TASK OBJECTIVE:
Return only the number of lines holding the word "Speed".

(Stored items from a collection)
::::::

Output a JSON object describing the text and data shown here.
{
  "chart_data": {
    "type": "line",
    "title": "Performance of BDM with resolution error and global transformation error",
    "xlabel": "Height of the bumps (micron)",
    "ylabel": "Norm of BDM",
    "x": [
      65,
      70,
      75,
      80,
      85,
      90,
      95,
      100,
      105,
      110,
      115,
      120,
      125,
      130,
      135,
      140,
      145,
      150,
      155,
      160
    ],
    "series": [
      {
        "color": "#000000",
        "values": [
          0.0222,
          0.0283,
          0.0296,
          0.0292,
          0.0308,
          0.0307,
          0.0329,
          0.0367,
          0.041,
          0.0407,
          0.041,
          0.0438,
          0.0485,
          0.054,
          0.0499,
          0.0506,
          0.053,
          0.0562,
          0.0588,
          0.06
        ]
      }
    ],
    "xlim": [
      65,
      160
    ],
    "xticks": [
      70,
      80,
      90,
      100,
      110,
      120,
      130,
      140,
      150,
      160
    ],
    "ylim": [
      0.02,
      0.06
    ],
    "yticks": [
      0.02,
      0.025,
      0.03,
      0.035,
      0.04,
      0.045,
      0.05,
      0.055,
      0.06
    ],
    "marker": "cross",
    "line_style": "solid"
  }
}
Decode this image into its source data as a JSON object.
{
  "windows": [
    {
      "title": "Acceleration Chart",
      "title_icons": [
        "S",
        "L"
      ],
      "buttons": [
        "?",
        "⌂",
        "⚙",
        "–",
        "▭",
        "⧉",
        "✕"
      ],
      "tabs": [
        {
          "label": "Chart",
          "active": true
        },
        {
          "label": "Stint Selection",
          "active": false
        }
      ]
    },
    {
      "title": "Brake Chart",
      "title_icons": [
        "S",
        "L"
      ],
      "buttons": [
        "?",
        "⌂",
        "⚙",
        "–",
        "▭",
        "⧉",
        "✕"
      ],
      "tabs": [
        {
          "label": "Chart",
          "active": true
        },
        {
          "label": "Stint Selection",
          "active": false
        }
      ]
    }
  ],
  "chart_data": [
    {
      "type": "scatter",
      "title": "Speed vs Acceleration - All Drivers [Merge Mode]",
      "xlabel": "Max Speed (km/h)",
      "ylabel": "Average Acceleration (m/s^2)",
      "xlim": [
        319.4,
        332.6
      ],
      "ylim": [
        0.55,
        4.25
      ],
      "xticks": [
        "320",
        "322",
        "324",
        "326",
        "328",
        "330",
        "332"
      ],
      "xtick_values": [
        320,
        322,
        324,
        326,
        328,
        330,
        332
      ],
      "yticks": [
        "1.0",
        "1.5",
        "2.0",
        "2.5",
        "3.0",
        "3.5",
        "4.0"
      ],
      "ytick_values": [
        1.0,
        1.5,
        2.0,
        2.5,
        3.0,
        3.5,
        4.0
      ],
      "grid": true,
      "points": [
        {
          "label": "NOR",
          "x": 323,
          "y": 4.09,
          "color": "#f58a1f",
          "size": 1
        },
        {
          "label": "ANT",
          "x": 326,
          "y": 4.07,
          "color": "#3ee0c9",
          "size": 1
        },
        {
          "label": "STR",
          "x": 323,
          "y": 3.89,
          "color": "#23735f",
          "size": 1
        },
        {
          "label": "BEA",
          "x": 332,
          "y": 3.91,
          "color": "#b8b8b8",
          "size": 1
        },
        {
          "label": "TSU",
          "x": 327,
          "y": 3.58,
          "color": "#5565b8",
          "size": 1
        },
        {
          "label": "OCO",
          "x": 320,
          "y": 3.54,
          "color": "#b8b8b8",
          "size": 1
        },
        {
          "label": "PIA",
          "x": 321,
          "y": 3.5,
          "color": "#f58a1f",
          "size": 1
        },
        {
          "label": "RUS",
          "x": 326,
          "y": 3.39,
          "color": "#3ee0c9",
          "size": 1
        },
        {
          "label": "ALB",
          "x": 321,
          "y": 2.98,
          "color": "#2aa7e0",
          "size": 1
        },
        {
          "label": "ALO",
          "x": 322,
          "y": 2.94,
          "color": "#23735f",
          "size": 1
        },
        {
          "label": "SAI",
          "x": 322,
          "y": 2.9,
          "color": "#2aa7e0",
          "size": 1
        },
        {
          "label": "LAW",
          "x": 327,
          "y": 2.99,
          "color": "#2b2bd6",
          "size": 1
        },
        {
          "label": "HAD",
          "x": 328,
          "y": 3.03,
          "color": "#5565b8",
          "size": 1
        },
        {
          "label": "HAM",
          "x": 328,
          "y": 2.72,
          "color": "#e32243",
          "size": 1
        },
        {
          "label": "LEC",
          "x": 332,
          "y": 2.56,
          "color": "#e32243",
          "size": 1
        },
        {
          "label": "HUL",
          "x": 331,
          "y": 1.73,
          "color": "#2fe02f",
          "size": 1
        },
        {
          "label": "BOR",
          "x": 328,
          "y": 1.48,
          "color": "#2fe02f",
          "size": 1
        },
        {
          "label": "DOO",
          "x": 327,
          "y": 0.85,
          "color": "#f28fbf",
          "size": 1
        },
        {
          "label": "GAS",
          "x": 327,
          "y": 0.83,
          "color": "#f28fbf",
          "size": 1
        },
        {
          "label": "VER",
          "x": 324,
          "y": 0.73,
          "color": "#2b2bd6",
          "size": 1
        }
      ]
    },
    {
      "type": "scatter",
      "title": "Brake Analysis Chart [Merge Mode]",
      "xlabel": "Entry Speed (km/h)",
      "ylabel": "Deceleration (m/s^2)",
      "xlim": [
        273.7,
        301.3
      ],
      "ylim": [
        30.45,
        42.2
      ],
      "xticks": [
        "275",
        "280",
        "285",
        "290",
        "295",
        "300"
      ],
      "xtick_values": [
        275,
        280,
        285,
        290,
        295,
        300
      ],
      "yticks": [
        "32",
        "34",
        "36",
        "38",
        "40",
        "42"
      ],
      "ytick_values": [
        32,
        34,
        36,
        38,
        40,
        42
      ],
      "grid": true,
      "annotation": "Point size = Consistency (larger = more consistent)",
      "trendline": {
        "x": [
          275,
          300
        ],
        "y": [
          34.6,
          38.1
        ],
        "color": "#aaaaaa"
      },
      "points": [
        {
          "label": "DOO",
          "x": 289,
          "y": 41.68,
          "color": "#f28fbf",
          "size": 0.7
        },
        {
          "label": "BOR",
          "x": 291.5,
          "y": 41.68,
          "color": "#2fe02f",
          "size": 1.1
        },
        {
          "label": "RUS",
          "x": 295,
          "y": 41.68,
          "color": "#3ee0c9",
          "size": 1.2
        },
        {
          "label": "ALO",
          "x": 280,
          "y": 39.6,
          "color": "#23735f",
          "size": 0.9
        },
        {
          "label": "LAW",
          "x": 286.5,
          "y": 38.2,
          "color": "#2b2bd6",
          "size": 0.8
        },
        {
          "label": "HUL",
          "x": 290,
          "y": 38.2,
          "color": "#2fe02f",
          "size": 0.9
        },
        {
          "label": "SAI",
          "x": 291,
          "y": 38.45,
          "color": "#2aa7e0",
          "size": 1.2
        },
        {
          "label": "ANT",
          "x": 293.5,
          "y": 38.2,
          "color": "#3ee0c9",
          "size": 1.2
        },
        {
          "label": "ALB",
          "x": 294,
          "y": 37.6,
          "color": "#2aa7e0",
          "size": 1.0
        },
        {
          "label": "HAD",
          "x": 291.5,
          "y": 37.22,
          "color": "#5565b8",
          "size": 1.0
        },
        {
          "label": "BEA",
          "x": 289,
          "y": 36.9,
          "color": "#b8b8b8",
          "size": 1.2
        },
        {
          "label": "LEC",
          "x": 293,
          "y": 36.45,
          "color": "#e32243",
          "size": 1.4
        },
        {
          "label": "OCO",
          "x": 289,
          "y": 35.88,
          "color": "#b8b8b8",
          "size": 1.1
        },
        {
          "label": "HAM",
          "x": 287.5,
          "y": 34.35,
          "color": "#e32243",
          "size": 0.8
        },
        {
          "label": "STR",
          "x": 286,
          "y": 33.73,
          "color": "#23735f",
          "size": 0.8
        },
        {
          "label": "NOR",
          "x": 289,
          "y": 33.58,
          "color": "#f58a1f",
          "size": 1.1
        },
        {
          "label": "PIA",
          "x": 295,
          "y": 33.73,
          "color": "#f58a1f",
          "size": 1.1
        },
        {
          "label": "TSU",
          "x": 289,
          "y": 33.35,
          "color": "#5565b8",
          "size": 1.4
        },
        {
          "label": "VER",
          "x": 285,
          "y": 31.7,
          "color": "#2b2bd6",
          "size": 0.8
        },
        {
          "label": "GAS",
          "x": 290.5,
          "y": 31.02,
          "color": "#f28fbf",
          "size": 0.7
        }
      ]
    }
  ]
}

::::::

TASK ANSWER:
3